PROMPT: Reproduce the data in its entirety, exactly as supplied.
------------------------
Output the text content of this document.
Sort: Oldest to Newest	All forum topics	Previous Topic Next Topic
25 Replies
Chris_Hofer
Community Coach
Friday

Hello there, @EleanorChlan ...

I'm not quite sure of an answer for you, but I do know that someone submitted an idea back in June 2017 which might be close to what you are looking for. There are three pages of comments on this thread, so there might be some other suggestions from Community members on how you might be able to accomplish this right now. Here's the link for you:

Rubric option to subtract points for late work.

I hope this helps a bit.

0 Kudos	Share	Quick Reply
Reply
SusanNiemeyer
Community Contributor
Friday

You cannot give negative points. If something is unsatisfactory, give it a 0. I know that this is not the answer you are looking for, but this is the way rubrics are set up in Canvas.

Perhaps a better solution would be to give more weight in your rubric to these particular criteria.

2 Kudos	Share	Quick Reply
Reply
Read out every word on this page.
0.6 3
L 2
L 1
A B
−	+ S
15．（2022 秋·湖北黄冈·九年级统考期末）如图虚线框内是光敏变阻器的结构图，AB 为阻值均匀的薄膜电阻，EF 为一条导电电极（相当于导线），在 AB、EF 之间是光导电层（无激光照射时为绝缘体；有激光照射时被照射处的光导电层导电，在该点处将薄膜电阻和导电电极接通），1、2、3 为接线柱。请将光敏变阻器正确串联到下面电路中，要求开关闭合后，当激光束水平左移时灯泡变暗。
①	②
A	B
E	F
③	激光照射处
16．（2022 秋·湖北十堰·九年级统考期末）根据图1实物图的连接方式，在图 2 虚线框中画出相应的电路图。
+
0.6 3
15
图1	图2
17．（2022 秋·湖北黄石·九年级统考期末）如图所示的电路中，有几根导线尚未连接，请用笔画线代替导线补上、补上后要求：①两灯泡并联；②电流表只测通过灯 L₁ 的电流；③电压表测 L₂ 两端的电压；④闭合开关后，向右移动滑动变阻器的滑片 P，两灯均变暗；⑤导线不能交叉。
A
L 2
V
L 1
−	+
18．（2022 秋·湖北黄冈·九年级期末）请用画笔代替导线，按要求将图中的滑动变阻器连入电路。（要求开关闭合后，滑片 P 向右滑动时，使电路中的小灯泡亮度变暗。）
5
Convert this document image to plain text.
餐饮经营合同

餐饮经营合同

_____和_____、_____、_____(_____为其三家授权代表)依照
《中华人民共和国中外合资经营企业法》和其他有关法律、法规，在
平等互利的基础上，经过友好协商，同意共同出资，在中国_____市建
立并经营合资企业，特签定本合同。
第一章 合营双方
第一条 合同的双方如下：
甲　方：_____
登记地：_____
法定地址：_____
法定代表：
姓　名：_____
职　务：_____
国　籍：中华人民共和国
------------------------
THE REPLY:
Output the text content of this document.
Sort: Oldest to Newest	All forum topics	Previous Topic Next Topic
25 Replies
Chris_Hofer
Community Coach
Friday

Hello there, @EleanorChlan ...

I'm not quite sure of an answer for you, but I do know that someone submitted an idea back in June 2017 which might be close to what you are looking for. There are three pages of comments on this thread, so there might be some other suggestions from Community members on how you might be able to accomplish this right now. Here's the link for you:

Rubric option to subtract points for late work.

I hope this helps a bit.

0 Kudos	Share	Quick Reply
Reply
SusanNiemeyer
Community Contributor
Friday

You cannot give negative points. If something is unsatisfactory, give it a 0. I know that this is not the answer you are looking for, but this is the way rubrics are set up in Canvas.

Perhaps a better solution would be to give more weight in your rubric to these particular criteria.

2 Kudos	Share	Quick Reply
Reply
Read out every word on this page.
0.6 3
L 2
L 1
A B
−	+ S
15．（2022 秋·湖北黄冈·九年级统考期末）如图虚线框内是光敏变阻器的结构图，AB 为阻值均匀的薄膜电阻，EF 为一条导电电极（相当于导线），在 AB、EF 之间是光导电层（无激光照射时为绝缘体；有激光照射时被照射处的光导电层导电，在该点处将薄膜电阻和导电电极接通），1、2、3 为接线柱。请将光敏变阻器正确串联到下面电路中，要求开关闭合后，当激光束水平左移时灯泡变暗。
①	②
A	B
E	F
③	激光照射处
16．（2022 秋·湖北十堰·九年级统考期末）根据图1实物图的连接方式，在图 2 虚线框中画出相应的电路图。
+
0.6 3
15
图1	图2
17．（2022 秋·湖北黄石·九年级统考期末）如图所示的电路中，有几根导线尚未连接，请用笔画线代替导线补上、补上后要求：①两灯泡并联；②电流表只测通过灯 L₁ 的电流；③电压表测 L₂ 两端的电压；④闭合开关后，向右移动滑动变阻器的滑片 P，两灯均变暗；⑤导线不能交叉。
A
L 2
V
L 1
−	+
18．（2022 秋·湖北黄冈·九年级期末）请用画笔代替导线，按要求将图中的滑动变阻器连入电路。（要求开关闭合后，滑片 P 向右滑动时，使电路中的小灯泡亮度变暗。）
5
Convert this document image to plain text.
餐饮经营合同

餐饮经营合同

_____和_____、_____、_____(_____为其三家授权代表)依照
《中华人民共和国中外合资经营企业法》和其他有关法律、法规，在
平等互利的基础上，经过友好协商，同意共同出资，在中国_____市建
立并经营合资企业，特签定本合同。
第一章 合营双方
第一条 合同的双方如下：
甲　方：_____
登记地：_____
法定地址：_____
法定代表：
姓　名：_____
职　务：_____
国　籍：中华人民共和国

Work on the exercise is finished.